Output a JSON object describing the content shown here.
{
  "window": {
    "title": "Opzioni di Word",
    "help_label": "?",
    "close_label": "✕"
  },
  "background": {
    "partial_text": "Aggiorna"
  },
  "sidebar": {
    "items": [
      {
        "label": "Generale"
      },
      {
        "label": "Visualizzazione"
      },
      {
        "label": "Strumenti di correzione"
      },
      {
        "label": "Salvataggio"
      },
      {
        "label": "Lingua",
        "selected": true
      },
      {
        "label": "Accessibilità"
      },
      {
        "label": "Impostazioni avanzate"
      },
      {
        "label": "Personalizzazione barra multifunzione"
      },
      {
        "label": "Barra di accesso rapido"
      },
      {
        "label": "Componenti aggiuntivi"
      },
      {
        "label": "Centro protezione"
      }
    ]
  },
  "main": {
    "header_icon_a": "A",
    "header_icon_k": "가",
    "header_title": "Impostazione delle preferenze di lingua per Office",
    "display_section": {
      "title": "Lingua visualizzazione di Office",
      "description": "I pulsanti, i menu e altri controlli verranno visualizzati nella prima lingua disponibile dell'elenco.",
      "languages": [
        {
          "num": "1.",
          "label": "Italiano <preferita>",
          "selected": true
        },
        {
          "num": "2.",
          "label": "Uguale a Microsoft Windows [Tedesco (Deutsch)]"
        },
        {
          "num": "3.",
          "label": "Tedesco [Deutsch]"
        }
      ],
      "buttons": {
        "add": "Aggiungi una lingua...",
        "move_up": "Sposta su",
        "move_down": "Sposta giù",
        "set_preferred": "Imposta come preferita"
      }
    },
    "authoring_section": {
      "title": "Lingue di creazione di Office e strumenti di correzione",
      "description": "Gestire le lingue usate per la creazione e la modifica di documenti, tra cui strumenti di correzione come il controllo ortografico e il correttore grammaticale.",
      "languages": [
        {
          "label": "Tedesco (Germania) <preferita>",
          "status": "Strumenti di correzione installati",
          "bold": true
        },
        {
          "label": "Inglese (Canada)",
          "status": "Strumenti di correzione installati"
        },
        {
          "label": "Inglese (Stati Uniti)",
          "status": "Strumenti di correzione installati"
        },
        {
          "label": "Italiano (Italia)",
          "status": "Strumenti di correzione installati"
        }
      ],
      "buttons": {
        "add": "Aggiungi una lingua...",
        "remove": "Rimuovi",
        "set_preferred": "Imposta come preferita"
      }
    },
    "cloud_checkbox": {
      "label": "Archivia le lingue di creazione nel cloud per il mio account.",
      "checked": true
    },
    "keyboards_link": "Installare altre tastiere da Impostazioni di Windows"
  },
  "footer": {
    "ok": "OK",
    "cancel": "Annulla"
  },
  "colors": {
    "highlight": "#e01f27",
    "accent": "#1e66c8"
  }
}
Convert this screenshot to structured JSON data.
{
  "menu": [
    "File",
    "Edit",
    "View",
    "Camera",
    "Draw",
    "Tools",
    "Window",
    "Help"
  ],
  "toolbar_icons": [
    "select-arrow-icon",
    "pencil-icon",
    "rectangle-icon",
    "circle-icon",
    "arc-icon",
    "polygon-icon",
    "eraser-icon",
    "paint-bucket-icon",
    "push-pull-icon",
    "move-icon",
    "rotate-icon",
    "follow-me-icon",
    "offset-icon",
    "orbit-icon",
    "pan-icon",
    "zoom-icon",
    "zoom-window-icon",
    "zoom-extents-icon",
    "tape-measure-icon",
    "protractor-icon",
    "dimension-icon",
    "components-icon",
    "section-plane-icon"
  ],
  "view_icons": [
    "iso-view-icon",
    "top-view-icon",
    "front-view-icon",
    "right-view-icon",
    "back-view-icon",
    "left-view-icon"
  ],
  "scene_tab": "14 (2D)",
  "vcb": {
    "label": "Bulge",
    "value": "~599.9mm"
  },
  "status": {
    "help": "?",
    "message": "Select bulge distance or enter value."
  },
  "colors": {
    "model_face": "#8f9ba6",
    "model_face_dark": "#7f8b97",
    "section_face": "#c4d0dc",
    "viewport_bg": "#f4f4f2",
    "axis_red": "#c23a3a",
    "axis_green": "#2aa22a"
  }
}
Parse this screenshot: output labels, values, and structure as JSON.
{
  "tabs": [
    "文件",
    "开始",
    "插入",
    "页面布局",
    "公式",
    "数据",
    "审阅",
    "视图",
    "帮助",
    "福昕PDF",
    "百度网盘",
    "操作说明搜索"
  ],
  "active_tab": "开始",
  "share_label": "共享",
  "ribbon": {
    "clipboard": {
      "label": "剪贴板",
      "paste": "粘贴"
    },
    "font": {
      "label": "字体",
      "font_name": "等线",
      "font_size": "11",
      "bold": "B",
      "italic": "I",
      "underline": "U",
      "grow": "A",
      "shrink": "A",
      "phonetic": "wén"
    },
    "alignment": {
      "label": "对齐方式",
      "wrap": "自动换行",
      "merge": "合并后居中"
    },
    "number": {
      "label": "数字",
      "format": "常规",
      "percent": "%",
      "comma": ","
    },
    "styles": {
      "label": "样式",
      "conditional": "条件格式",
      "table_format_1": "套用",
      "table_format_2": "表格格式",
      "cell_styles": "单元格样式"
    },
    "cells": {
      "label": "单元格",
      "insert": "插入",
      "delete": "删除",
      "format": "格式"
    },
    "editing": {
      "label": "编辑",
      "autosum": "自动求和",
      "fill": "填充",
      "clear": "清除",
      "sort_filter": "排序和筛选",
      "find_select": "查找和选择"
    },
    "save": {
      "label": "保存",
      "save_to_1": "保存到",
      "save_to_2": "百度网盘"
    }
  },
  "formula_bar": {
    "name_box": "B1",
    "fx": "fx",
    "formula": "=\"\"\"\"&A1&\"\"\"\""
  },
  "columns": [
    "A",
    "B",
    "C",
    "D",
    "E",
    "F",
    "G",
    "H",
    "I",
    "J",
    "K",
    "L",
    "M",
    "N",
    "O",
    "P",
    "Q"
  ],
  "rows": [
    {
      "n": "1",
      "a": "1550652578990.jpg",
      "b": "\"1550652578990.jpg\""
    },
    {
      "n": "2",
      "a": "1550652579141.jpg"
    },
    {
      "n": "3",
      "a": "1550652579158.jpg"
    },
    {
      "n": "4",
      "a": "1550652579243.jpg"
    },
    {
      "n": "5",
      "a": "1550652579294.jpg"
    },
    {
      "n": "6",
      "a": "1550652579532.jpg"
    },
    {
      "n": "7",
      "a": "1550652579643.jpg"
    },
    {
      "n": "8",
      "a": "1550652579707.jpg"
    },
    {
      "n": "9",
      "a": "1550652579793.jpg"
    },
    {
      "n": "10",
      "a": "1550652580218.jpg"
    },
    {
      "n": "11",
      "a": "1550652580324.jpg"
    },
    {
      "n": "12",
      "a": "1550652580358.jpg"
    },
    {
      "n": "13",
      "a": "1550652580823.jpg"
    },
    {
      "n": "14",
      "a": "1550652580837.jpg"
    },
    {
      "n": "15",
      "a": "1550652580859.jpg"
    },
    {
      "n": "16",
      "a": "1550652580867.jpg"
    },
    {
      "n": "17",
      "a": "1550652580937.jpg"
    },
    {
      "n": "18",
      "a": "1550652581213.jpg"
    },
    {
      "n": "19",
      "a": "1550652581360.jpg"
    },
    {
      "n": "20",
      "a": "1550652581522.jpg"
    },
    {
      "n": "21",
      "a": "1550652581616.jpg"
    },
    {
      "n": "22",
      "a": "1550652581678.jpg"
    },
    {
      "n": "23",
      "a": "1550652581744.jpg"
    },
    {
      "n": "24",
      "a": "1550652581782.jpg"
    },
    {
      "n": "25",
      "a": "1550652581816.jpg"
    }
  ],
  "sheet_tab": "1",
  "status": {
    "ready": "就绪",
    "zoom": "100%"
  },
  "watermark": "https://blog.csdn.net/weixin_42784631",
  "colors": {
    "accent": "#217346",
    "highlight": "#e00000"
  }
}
● ● ● ● ●
## Do this
Report all lines of the data above that include the string "Office".

## Result of this task
    "header_title": "Impostazione delle preferenze di lingua per Office",
      "title": "Lingua visualizzazione di Office",
      "title": "Lingue di creazione di Office e strumenti di correzione",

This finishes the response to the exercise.